■ **Written exercise**
Using the records provided below, locate and copy each line that contains the word "distribution".

■ **Records to process**
____

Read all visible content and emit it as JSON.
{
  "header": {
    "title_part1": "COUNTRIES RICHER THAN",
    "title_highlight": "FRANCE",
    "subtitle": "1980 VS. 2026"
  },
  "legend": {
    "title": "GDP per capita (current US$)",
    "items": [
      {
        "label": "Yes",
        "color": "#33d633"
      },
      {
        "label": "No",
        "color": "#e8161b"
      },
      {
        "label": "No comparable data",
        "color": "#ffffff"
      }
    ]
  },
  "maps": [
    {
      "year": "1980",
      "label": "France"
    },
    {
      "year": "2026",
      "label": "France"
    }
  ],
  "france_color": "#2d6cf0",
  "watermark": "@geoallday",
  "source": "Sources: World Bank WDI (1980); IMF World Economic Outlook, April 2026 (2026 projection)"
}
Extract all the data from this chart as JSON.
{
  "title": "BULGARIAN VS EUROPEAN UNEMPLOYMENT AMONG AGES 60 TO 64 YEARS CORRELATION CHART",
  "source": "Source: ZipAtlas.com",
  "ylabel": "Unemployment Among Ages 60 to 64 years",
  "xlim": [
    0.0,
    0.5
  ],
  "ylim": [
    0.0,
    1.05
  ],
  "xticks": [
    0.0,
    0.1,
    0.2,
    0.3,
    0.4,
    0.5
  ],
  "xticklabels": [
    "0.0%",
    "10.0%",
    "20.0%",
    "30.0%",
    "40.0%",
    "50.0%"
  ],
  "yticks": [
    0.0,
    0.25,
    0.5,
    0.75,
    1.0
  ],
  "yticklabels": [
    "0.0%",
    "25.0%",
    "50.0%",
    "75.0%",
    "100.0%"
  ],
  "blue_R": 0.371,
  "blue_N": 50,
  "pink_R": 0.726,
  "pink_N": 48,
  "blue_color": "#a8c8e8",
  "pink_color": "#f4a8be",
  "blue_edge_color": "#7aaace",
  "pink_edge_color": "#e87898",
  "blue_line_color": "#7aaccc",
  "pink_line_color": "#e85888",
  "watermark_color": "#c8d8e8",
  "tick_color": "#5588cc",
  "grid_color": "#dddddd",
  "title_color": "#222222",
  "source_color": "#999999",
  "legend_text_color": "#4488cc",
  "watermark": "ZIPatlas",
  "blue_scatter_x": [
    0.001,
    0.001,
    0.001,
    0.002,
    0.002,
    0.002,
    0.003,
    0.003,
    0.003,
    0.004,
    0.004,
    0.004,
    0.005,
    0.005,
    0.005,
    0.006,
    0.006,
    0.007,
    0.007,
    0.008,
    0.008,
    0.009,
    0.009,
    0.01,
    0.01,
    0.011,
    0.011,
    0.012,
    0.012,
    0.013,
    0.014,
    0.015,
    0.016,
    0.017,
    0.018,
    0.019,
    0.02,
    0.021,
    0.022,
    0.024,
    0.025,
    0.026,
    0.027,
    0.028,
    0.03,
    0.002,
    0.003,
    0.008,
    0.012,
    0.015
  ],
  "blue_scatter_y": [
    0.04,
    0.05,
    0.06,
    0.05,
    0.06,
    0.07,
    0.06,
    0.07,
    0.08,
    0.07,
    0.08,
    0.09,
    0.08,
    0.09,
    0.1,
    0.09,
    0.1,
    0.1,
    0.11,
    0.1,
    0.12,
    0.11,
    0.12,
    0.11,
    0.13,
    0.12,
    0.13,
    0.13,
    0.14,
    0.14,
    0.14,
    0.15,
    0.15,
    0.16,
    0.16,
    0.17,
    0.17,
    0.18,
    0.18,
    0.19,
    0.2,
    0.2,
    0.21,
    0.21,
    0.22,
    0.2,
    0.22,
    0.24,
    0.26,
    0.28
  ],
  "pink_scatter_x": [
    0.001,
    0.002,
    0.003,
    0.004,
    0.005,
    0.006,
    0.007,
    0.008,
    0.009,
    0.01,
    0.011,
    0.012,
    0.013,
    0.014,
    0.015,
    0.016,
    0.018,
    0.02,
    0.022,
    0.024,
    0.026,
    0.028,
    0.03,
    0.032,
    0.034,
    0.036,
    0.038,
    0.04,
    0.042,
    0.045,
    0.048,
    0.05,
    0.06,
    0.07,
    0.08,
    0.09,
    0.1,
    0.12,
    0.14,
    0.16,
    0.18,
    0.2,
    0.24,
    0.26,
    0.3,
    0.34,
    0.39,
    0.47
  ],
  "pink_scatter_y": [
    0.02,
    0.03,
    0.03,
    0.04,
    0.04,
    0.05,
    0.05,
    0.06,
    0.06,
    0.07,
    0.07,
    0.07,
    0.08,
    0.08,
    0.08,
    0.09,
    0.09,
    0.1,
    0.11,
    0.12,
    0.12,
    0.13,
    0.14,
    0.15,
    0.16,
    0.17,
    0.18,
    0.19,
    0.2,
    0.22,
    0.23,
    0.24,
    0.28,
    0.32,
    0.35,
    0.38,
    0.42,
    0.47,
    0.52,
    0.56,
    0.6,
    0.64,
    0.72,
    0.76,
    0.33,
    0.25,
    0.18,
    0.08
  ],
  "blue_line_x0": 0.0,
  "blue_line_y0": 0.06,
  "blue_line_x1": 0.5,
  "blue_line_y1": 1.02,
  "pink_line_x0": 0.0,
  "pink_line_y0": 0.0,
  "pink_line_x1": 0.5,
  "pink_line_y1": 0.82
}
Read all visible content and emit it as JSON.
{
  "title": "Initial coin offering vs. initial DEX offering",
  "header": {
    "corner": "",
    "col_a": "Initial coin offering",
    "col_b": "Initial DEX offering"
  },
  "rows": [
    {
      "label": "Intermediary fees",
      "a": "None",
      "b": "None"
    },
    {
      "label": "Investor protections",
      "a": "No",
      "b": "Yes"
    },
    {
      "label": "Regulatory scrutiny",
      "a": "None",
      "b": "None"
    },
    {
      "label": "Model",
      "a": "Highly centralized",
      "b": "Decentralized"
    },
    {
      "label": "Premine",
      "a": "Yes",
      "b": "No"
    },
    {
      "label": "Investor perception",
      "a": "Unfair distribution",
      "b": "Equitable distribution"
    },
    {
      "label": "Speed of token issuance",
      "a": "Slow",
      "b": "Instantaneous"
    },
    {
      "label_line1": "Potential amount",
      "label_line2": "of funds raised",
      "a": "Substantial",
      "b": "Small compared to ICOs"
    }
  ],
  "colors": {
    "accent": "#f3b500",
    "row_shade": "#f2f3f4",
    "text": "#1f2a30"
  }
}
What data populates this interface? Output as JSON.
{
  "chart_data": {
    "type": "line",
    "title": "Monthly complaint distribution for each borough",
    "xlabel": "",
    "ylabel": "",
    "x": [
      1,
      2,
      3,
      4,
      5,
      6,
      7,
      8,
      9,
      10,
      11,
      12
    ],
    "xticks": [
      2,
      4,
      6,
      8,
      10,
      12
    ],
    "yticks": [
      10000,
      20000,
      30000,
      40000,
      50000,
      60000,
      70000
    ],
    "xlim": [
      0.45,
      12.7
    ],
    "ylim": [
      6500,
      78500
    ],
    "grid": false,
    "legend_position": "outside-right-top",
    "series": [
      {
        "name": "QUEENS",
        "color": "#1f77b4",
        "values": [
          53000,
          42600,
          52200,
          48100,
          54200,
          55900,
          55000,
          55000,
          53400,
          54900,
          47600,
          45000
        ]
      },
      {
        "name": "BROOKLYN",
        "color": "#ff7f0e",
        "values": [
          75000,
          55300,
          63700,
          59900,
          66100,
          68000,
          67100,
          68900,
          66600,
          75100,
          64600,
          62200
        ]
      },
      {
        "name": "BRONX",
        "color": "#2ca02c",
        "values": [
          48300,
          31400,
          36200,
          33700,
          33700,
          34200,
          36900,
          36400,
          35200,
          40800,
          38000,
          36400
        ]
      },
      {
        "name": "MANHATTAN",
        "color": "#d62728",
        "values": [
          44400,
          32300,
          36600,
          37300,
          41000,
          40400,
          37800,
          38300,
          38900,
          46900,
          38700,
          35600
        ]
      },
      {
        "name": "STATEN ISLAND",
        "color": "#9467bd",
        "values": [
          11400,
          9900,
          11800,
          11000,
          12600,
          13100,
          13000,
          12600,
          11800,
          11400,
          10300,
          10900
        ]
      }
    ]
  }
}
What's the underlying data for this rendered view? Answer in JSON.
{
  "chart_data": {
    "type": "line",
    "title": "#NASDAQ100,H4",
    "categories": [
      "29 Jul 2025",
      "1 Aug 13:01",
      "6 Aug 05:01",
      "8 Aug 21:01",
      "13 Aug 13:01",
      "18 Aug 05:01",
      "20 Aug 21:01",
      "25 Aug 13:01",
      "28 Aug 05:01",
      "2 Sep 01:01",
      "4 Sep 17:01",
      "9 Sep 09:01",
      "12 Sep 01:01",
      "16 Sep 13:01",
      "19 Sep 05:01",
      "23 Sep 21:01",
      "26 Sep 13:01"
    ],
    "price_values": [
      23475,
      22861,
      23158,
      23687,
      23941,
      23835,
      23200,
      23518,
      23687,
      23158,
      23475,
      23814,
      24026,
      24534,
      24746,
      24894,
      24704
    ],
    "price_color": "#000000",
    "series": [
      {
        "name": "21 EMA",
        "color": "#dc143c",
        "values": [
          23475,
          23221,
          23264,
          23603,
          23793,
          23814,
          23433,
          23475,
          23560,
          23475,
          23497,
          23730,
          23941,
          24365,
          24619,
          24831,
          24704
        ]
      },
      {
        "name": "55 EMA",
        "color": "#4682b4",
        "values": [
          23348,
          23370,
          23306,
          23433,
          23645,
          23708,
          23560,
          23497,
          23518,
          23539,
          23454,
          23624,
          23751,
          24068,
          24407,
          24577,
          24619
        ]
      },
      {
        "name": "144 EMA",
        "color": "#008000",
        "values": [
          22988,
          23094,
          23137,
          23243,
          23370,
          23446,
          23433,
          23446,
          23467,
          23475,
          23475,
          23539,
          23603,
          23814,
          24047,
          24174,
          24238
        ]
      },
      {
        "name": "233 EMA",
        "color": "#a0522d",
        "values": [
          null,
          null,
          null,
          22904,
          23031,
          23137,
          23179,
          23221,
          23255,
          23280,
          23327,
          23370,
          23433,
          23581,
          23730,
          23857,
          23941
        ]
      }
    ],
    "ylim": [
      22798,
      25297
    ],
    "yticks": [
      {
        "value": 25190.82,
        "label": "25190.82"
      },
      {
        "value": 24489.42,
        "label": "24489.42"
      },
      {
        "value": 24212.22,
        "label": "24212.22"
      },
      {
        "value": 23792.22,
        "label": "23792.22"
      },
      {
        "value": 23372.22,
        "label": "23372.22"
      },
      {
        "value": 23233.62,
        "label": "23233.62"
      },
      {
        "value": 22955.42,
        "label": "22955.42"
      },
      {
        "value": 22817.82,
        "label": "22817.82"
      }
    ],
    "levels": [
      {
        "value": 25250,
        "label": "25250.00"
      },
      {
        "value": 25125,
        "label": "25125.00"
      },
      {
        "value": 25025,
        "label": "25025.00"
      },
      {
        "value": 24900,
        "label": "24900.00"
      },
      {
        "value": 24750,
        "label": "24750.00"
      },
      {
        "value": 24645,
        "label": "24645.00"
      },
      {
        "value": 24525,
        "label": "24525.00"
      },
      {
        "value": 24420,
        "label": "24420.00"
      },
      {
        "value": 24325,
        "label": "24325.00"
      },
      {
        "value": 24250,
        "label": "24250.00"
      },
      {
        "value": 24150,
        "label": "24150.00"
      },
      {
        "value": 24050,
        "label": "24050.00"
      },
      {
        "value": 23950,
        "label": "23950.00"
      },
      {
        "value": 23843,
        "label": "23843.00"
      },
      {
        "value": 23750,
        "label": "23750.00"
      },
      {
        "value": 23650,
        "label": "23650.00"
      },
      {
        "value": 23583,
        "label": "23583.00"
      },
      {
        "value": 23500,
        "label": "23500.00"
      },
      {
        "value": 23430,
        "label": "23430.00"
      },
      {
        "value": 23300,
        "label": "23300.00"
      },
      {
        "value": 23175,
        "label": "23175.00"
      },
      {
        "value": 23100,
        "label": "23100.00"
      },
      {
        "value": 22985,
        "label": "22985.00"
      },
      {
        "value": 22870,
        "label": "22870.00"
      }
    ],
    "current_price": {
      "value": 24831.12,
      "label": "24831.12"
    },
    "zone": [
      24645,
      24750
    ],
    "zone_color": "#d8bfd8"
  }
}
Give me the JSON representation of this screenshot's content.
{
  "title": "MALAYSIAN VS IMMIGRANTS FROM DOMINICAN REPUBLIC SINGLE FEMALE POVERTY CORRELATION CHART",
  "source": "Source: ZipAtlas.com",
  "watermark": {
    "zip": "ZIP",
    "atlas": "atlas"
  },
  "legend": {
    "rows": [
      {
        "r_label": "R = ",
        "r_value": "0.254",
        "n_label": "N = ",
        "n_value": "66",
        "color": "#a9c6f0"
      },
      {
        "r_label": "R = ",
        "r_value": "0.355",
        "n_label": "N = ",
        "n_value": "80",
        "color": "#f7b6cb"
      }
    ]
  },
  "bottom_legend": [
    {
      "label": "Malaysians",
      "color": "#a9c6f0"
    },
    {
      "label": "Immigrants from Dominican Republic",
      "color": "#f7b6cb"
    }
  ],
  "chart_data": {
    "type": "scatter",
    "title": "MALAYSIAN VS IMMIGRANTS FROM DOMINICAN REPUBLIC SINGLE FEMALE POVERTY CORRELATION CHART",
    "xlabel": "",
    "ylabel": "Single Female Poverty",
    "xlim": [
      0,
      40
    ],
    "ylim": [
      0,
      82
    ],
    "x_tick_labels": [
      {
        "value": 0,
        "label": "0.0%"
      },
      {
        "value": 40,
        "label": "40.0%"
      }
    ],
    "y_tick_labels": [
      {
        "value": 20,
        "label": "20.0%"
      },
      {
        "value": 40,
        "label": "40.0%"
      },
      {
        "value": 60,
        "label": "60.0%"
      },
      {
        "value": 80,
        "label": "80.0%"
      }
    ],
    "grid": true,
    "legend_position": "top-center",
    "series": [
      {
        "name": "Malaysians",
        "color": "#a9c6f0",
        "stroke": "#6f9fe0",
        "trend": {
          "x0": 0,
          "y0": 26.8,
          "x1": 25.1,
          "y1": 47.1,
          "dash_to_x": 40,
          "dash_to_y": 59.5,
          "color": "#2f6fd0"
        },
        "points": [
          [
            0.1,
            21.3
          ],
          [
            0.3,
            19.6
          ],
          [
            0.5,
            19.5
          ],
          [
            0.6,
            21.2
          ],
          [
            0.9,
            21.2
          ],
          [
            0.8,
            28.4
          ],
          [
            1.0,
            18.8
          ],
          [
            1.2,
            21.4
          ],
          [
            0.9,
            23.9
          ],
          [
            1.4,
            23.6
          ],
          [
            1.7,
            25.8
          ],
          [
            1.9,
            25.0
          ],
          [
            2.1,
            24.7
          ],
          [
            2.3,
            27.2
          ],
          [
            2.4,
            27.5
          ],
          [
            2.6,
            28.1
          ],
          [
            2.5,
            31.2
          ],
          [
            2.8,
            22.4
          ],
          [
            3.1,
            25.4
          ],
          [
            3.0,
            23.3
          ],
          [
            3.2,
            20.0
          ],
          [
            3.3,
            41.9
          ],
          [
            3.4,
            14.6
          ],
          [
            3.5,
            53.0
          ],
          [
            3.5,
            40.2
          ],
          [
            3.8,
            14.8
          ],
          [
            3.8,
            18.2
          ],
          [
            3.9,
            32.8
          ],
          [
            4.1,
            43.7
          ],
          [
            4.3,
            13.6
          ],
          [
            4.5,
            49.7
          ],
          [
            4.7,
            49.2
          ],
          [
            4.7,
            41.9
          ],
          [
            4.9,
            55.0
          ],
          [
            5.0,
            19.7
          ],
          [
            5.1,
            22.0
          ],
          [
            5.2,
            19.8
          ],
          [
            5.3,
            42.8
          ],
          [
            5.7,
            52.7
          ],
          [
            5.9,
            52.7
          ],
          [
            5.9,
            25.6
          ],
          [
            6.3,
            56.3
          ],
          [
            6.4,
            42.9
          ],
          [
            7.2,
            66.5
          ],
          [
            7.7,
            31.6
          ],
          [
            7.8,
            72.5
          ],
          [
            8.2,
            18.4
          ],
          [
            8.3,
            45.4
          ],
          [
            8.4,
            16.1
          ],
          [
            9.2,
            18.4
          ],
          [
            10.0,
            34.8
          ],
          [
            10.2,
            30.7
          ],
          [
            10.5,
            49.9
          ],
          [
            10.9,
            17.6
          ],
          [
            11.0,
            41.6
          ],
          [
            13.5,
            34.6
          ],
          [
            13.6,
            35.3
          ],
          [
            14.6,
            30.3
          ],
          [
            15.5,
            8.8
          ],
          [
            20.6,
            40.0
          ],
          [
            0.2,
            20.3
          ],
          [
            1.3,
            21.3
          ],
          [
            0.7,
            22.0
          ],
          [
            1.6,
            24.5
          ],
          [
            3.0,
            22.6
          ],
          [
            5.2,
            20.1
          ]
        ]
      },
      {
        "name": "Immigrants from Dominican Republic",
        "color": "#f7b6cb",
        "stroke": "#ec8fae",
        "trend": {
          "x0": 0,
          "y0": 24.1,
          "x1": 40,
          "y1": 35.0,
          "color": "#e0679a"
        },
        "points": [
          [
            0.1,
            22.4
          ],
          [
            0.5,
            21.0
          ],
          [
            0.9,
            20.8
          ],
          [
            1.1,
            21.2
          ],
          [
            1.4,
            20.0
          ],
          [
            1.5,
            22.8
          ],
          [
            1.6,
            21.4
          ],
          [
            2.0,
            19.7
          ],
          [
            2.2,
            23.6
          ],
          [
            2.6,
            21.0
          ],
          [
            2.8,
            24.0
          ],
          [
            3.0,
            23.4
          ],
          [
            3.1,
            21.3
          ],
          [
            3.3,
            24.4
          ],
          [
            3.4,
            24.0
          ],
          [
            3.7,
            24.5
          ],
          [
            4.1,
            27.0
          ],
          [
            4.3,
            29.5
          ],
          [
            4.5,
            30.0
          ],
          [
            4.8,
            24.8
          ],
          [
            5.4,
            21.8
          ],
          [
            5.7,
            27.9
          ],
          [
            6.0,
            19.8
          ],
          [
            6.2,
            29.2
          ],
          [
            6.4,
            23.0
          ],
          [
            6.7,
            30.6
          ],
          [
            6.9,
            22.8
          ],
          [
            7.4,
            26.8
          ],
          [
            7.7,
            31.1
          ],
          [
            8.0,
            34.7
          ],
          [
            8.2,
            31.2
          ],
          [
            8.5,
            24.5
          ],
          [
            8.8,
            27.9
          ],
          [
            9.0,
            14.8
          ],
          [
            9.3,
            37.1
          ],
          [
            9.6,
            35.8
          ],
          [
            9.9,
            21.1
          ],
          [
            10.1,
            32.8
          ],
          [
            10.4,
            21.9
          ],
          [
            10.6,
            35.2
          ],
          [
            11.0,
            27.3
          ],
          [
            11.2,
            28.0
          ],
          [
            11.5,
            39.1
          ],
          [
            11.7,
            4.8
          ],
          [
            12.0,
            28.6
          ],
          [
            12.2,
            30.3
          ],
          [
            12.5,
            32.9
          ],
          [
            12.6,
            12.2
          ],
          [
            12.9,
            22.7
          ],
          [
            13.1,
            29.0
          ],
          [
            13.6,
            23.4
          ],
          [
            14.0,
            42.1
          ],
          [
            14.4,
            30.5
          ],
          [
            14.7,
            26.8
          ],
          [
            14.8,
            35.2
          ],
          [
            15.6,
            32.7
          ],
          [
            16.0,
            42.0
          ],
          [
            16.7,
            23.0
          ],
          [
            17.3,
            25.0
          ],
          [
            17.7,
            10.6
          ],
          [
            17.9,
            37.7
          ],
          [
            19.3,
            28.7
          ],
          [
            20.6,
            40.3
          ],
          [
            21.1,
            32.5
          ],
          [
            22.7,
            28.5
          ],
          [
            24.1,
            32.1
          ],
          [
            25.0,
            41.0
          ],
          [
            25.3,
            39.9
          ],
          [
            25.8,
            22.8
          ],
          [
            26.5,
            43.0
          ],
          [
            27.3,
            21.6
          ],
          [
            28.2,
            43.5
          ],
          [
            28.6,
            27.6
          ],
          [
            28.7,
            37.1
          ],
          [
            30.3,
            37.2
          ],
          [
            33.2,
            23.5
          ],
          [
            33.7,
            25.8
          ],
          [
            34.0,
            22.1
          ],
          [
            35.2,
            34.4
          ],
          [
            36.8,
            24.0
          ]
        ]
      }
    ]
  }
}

____

■ **Problem solution**
      "a": "Unfair distribution",
      "b": "Equitable distribution"
    "title": "Monthly complaint distribution for each borough",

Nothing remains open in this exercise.